[Start of Task material]

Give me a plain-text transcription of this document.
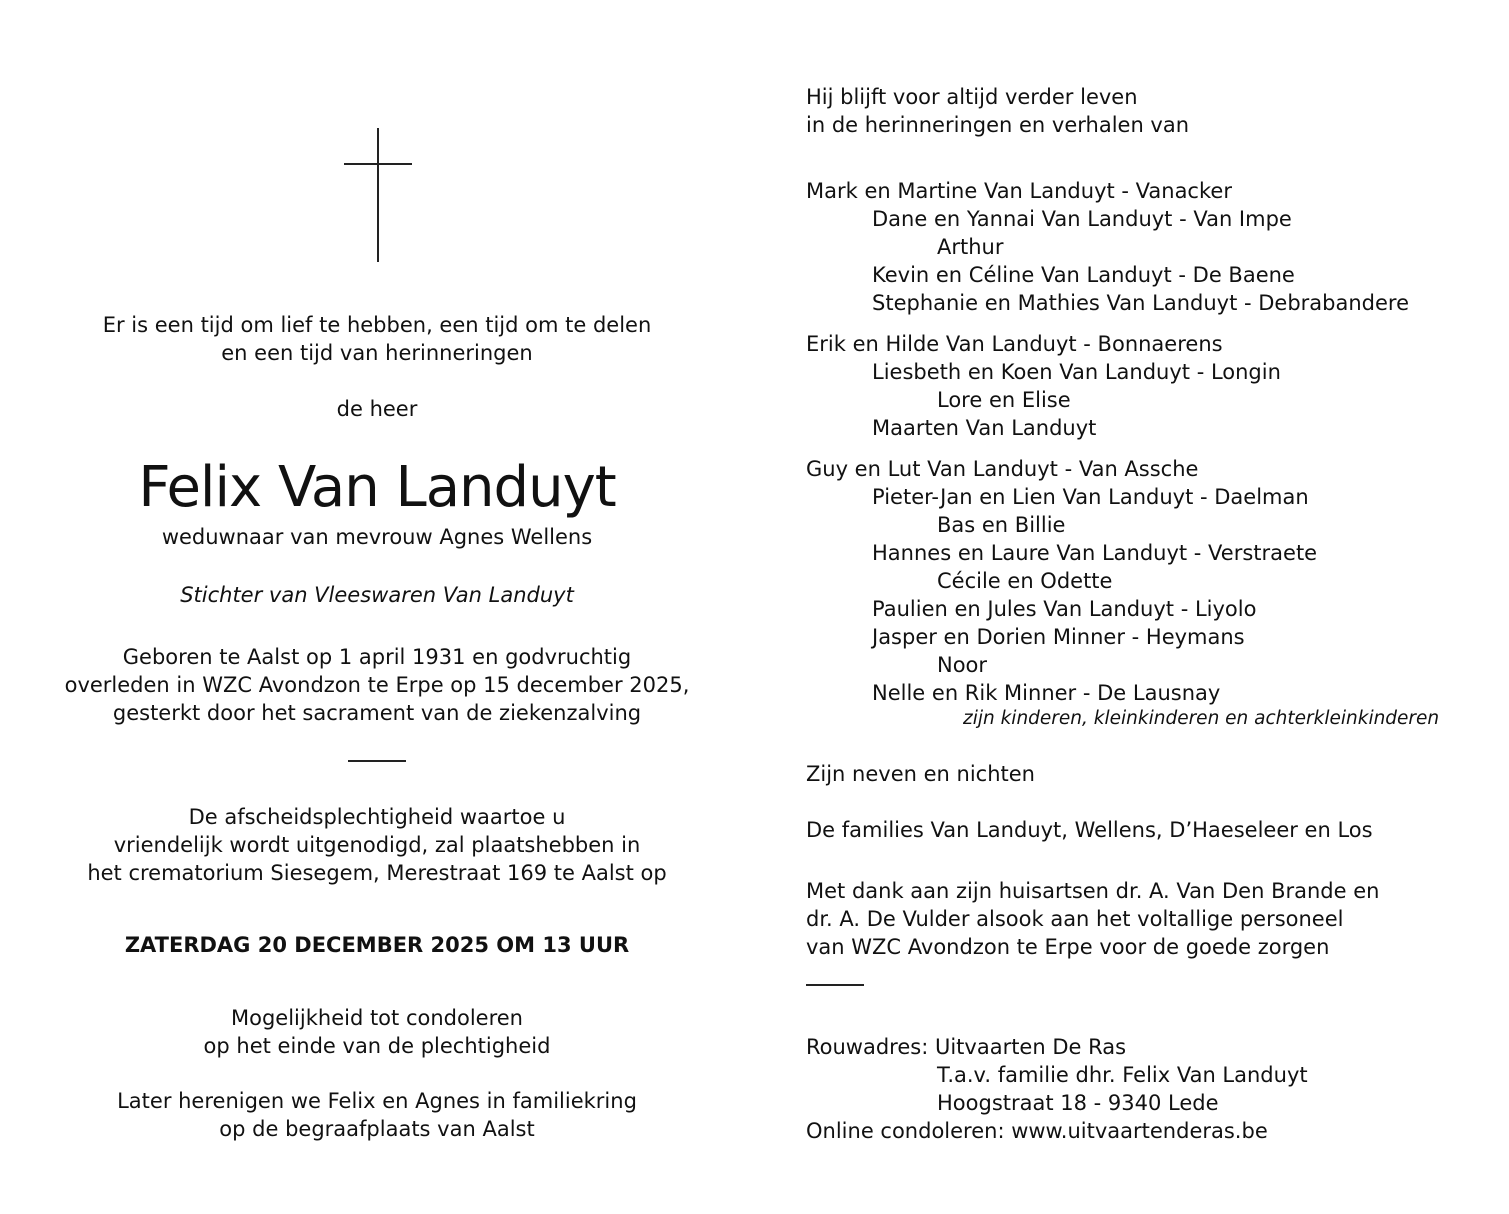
Er is een tijd om lief te hebben, een tijd om te delen
en een tijd van herinneringen
de heer
Felix Van Landuyt
weduwnaar van mevrouw Agnes Wellens
Stichter van Vleeswaren Van Landuyt
Geboren te Aalst op 1 april 1931 en godvruchtig
overleden in WZC Avondzon te Erpe op 15 december 2025,
gesterkt door het sacrament van de ziekenzalving
De afscheidsplechtigheid waartoe u
vriendelijk wordt uitgenodigd, zal plaatshebben in
het crematorium Siesegem, Merestraat 169 te Aalst op
ZATERDAG 20 DECEMBER 2025 OM 13 UUR
Mogelijkheid tot condoleren
op het einde van de plechtigheid
Later herenigen we Felix en Agnes in familiekring
op de begraafplaats van Aalst
Hij blijft voor altijd verder leven
in de herinneringen en verhalen van
Mark en Martine Van Landuyt - Vanacker
Dane en Yannai Van Landuyt - Van Impe
Arthur
Kevin en Céline Van Landuyt - De Baene
Stephanie en Mathies Van Landuyt - Debrabandere
Erik en Hilde Van Landuyt - Bonnaerens
Liesbeth en Koen Van Landuyt - Longin
Lore en Elise
Maarten Van Landuyt
Guy en Lut Van Landuyt - Van Assche
Pieter-Jan en Lien Van Landuyt - Daelman
Bas en Billie
Hannes en Laure Van Landuyt - Verstraete
Cécile en Odette
Paulien en Jules Van Landuyt - Liyolo
Jasper en Dorien Minner - Heymans
Noor
Nelle en Rik Minner - De Lausnay
zijn kinderen, kleinkinderen en achterkleinkinderen
Zijn neven en nichten
De families Van Landuyt, Wellens, D’Haeseleer en Los
Met dank aan zijn huisartsen dr. A. Van Den Brande en
dr. A. De Vulder alsook aan het voltallige personeel
van WZC Avondzon te Erpe voor de goede zorgen
Rouwadres: Uitvaarten De Ras
T.a.v. familie dhr. Felix Van Landuyt
Hoogstraat 18 - 9340 Lede
Online condoleren: www.uitvaartenderas.be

[End of Task material]

Task statement: Each entry should be repeated exactly as it appears; the pictures stay out.

Response to the task:
Give me a plain-text transcription of this document.
Er is een tijd om lief te hebben, een tijd om te delen
en een tijd van herinneringen
de heer
Felix Van Landuyt
weduwnaar van mevrouw Agnes Wellens
Stichter van Vleeswaren Van Landuyt
Geboren te Aalst op 1 april 1931 en godvruchtig
overleden in WZC Avondzon te Erpe op 15 december 2025,
gesterkt door het sacrament van de ziekenzalving
De afscheidsplechtigheid waartoe u
vriendelijk wordt uitgenodigd, zal plaatshebben in
het crematorium Siesegem, Merestraat 169 te Aalst op
ZATERDAG 20 DECEMBER 2025 OM 13 UUR
Mogelijkheid tot condoleren
op het einde van de plechtigheid
Later herenigen we Felix en Agnes in familiekring
op de begraafplaats van Aalst
Hij blijft voor altijd verder leven
in de herinneringen en verhalen van
Mark en Martine Van Landuyt - Vanacker
Dane en Yannai Van Landuyt - Van Impe
Arthur
Kevin en Céline Van Landuyt - De Baene
Stephanie en Mathies Van Landuyt - Debrabandere
Erik en Hilde Van Landuyt - Bonnaerens
Liesbeth en Koen Van Landuyt - Longin
Lore en Elise
Maarten Van Landuyt
Guy en Lut Van Landuyt - Van Assche
Pieter-Jan en Lien Van Landuyt - Daelman
Bas en Billie
Hannes en Laure Van Landuyt - Verstraete
Cécile en Odette
Paulien en Jules Van Landuyt - Liyolo
Jasper en Dorien Minner - Heymans
Noor
Nelle en Rik Minner - De Lausnay
zijn kinderen, kleinkinderen en achterkleinkinderen
Zijn neven en nichten
De families Van Landuyt, Wellens, D’Haeseleer en Los
Met dank aan zijn huisartsen dr. A. Van Den Brande en
dr. A. De Vulder alsook aan het voltallige personeel
van WZC Avondzon te Erpe voor de goede zorgen
Rouwadres: Uitvaarten De Ras
T.a.v. familie dhr. Felix Van Landuyt
Hoogstraat 18 - 9340 Lede
Online condoleren: www.uitvaartenderas.be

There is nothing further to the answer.